WHAT YOU HAVE TO DO
Scan the lines and state how many carry "title". Leave out everything but the number.

RECORDS PROVIDED
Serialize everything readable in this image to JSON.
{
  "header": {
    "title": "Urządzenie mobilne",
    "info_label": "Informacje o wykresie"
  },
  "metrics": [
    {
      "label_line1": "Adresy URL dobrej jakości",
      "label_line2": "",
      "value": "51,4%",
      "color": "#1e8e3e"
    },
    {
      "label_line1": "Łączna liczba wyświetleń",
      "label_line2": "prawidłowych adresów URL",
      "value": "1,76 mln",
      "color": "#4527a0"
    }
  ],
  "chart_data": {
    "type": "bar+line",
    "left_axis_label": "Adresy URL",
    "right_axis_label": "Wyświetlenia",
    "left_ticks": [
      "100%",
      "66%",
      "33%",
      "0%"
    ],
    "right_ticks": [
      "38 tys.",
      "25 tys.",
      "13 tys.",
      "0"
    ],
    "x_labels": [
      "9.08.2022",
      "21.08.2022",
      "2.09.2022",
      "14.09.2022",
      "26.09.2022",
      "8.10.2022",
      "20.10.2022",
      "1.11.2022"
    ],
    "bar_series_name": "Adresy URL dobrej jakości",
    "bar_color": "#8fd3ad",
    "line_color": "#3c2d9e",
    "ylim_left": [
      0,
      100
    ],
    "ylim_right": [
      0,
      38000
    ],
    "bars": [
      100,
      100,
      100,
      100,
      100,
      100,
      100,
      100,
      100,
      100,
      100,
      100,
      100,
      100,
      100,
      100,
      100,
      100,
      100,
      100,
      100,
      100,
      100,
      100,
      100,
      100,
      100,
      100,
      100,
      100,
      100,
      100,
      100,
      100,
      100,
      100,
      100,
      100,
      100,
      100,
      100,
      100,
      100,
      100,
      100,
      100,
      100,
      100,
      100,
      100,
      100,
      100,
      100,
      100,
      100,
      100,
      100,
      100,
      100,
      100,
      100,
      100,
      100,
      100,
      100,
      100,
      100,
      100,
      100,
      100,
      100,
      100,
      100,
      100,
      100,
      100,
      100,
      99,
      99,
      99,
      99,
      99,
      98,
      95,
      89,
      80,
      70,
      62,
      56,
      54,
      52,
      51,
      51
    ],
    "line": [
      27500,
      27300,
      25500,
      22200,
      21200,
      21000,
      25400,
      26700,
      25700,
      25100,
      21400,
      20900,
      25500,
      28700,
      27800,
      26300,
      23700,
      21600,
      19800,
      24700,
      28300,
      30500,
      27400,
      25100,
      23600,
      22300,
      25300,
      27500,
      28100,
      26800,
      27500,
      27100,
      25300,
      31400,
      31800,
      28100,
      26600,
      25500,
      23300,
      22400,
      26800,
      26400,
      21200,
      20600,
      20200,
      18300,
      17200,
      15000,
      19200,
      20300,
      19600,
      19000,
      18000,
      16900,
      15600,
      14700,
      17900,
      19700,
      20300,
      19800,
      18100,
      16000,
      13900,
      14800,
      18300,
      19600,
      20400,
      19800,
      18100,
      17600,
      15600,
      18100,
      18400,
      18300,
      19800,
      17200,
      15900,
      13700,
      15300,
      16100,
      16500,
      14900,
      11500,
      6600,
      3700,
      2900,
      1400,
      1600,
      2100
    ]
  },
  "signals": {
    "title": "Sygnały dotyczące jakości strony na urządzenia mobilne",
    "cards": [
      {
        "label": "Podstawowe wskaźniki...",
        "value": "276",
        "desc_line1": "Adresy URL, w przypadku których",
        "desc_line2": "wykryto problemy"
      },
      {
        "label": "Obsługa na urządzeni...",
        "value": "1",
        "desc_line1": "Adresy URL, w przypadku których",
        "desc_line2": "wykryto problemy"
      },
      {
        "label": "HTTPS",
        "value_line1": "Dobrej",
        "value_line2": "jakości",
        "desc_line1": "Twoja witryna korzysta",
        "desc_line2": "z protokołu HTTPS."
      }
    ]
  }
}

FINAL RESULT
2